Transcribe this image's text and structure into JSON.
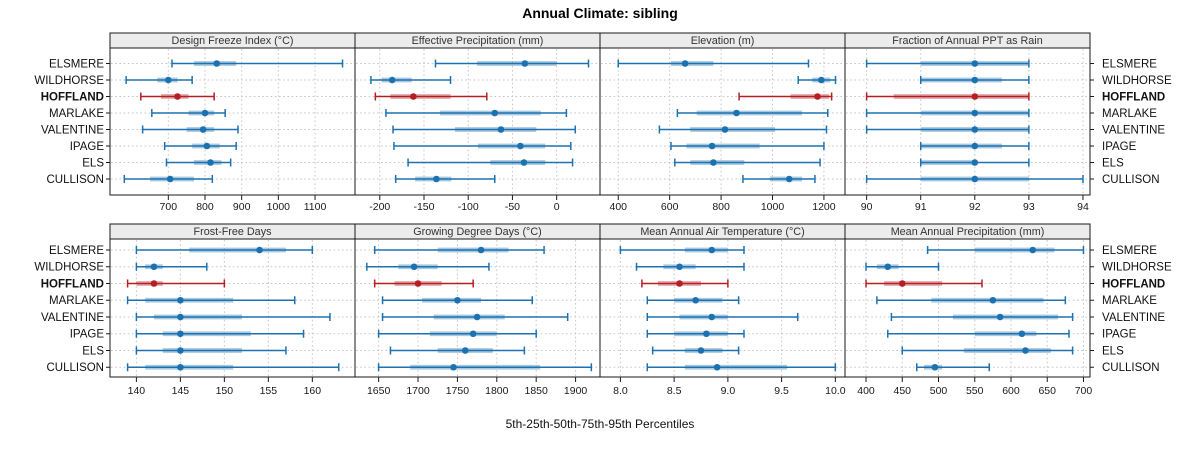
{
  "chart_data": {
    "type": "dotplot",
    "title": "Annual Climate: sibling",
    "caption": "5th-25th-50th-75th-95th Percentiles",
    "percentiles_shown": [
      5,
      25,
      50,
      75,
      95
    ],
    "legend_position": "none",
    "grid": "dotted",
    "sites": [
      "ELSMERE",
      "WILDHORSE",
      "HOFFLAND",
      "MARLAKE",
      "VALENTINE",
      "IPAGE",
      "ELS",
      "CULLISON"
    ],
    "highlight_site": "HOFFLAND",
    "colors": {
      "series": "#1c72b0",
      "highlight": "#b51f24",
      "strip_bg": "#ececec",
      "panel_border": "#1a1a1a",
      "grid": "#c6c6c6",
      "tick_text": "#1a1a1a"
    },
    "panels": [
      {
        "row": 0,
        "col": 0,
        "title": "Design Freeze Index (°C)",
        "xmin": 541,
        "xmax": 1209,
        "ticks": [
          700,
          800,
          900,
          1000,
          1100
        ],
        "tick_labels": [
          "700",
          "800",
          "900",
          "1000",
          "1100"
        ],
        "values": [
          [
            710,
            770,
            832,
            885,
            1175
          ],
          [
            585,
            670,
            700,
            725,
            765
          ],
          [
            625,
            680,
            725,
            755,
            825
          ],
          [
            655,
            755,
            800,
            825,
            855
          ],
          [
            630,
            750,
            795,
            825,
            890
          ],
          [
            690,
            765,
            805,
            840,
            885
          ],
          [
            695,
            770,
            815,
            845,
            870
          ],
          [
            580,
            650,
            705,
            770,
            820
          ]
        ]
      },
      {
        "row": 0,
        "col": 1,
        "title": "Effective Precipitation (mm)",
        "xmin": -228,
        "xmax": 49,
        "ticks": [
          -200,
          -150,
          -100,
          -50,
          0
        ],
        "tick_labels": [
          "-200",
          "-150",
          "-100",
          "-50",
          "0"
        ],
        "values": [
          [
            -137,
            -90,
            -36,
            0,
            36
          ],
          [
            -210,
            -198,
            -186,
            -164,
            -120
          ],
          [
            -205,
            -188,
            -162,
            -120,
            -79
          ],
          [
            -193,
            -132,
            -70,
            -18,
            11
          ],
          [
            -185,
            -115,
            -63,
            -23,
            21
          ],
          [
            -184,
            -89,
            -41,
            -13,
            16
          ],
          [
            -168,
            -75,
            -37,
            -13,
            18
          ],
          [
            -182,
            -160,
            -136,
            -119,
            -70
          ]
        ]
      },
      {
        "row": 0,
        "col": 2,
        "title": "Elevation (m)",
        "xmin": 329,
        "xmax": 1282,
        "ticks": [
          400,
          600,
          800,
          1000,
          1200
        ],
        "tick_labels": [
          "400",
          "600",
          "800",
          "1000",
          "1200"
        ],
        "values": [
          [
            400,
            605,
            660,
            770,
            1140
          ],
          [
            1100,
            1155,
            1190,
            1225,
            1245
          ],
          [
            870,
            1070,
            1175,
            1220,
            1230
          ],
          [
            630,
            705,
            860,
            1115,
            1215
          ],
          [
            560,
            680,
            815,
            1010,
            1210
          ],
          [
            605,
            665,
            765,
            950,
            1200
          ],
          [
            620,
            680,
            770,
            890,
            1185
          ],
          [
            885,
            990,
            1065,
            1115,
            1165
          ]
        ]
      },
      {
        "row": 0,
        "col": 3,
        "title": "Fraction of Annual PPT as Rain",
        "xmin": 89.6,
        "xmax": 94.13,
        "ticks": [
          90,
          91,
          92,
          93,
          94
        ],
        "tick_labels": [
          "90",
          "91",
          "92",
          "93",
          "94"
        ],
        "values": [
          [
            90,
            91,
            92,
            93,
            93
          ],
          [
            91,
            91,
            92,
            92.5,
            93
          ],
          [
            90,
            90.5,
            92,
            93,
            93
          ],
          [
            90,
            91,
            92,
            93,
            93
          ],
          [
            90,
            91,
            92,
            93,
            93
          ],
          [
            91,
            91,
            92,
            92.5,
            93
          ],
          [
            91,
            91,
            92,
            92,
            93
          ],
          [
            90,
            91,
            92,
            93,
            94
          ]
        ]
      },
      {
        "row": 1,
        "col": 0,
        "title": "Frost-Free Days",
        "xmin": 137,
        "xmax": 164.85,
        "ticks": [
          140,
          145,
          150,
          155,
          160
        ],
        "tick_labels": [
          "140",
          "145",
          "150",
          "155",
          "160"
        ],
        "values": [
          [
            140,
            146,
            154,
            157,
            160
          ],
          [
            140,
            141,
            142,
            143,
            148
          ],
          [
            139,
            140,
            142,
            143,
            150
          ],
          [
            139,
            141,
            145,
            151,
            158
          ],
          [
            140,
            142,
            145,
            152,
            162
          ],
          [
            140,
            143,
            145,
            153,
            159
          ],
          [
            140,
            143,
            145,
            152,
            157
          ],
          [
            139,
            141,
            145,
            151,
            163
          ]
        ]
      },
      {
        "row": 1,
        "col": 1,
        "title": "Growing Degree Days (°C)",
        "xmin": 1620,
        "xmax": 1931,
        "ticks": [
          1650,
          1700,
          1750,
          1800,
          1850,
          1900
        ],
        "tick_labels": [
          "1650",
          "1700",
          "1750",
          "1800",
          "1850",
          "1900"
        ],
        "values": [
          [
            1645,
            1725,
            1780,
            1815,
            1860
          ],
          [
            1635,
            1675,
            1695,
            1725,
            1790
          ],
          [
            1645,
            1670,
            1700,
            1730,
            1770
          ],
          [
            1655,
            1705,
            1750,
            1780,
            1845
          ],
          [
            1655,
            1720,
            1775,
            1810,
            1890
          ],
          [
            1650,
            1715,
            1770,
            1800,
            1850
          ],
          [
            1665,
            1725,
            1760,
            1795,
            1835
          ],
          [
            1650,
            1690,
            1745,
            1855,
            1920
          ]
        ]
      },
      {
        "row": 1,
        "col": 2,
        "title": "Mean Annual Air Temperature (°C)",
        "xmin": 7.81,
        "xmax": 10.09,
        "ticks": [
          8.0,
          8.5,
          9.0,
          9.5,
          10.0
        ],
        "tick_labels": [
          "8.0",
          "8.5",
          "9.0",
          "9.5",
          "10.0"
        ],
        "values": [
          [
            8.0,
            8.6,
            8.85,
            9.0,
            9.15
          ],
          [
            8.15,
            8.4,
            8.55,
            8.7,
            9.15
          ],
          [
            8.2,
            8.35,
            8.55,
            8.75,
            9.0
          ],
          [
            8.25,
            8.5,
            8.7,
            8.95,
            9.1
          ],
          [
            8.25,
            8.55,
            8.85,
            9.0,
            9.65
          ],
          [
            8.25,
            8.5,
            8.8,
            9.0,
            9.15
          ],
          [
            8.3,
            8.6,
            8.75,
            8.95,
            9.1
          ],
          [
            8.25,
            8.6,
            8.9,
            9.55,
            10.0
          ]
        ]
      },
      {
        "row": 1,
        "col": 3,
        "title": "Mean Annual Precipitation (mm)",
        "xmin": 371,
        "xmax": 709,
        "ticks": [
          400,
          450,
          500,
          550,
          600,
          650,
          700
        ],
        "tick_labels": [
          "400",
          "450",
          "500",
          "550",
          "600",
          "650",
          "700"
        ],
        "values": [
          [
            485,
            550,
            630,
            660,
            700
          ],
          [
            400,
            415,
            430,
            445,
            500
          ],
          [
            400,
            425,
            450,
            505,
            560
          ],
          [
            415,
            490,
            575,
            645,
            675
          ],
          [
            435,
            520,
            585,
            665,
            685
          ],
          [
            430,
            550,
            615,
            635,
            680
          ],
          [
            450,
            535,
            620,
            655,
            685
          ],
          [
            470,
            480,
            495,
            505,
            570
          ]
        ]
      }
    ]
  }
}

TASK: Pick out the lines above that hold the string "Annual" and show them.

FINISHED EXERCISE:
    "title": "Annual Climate: sibling",
        "title": "Fraction of Annual PPT as Rain",
        "title": "Mean Annual Air Temperature (°C)",
        "title": "Mean Annual Precipitation (mm)",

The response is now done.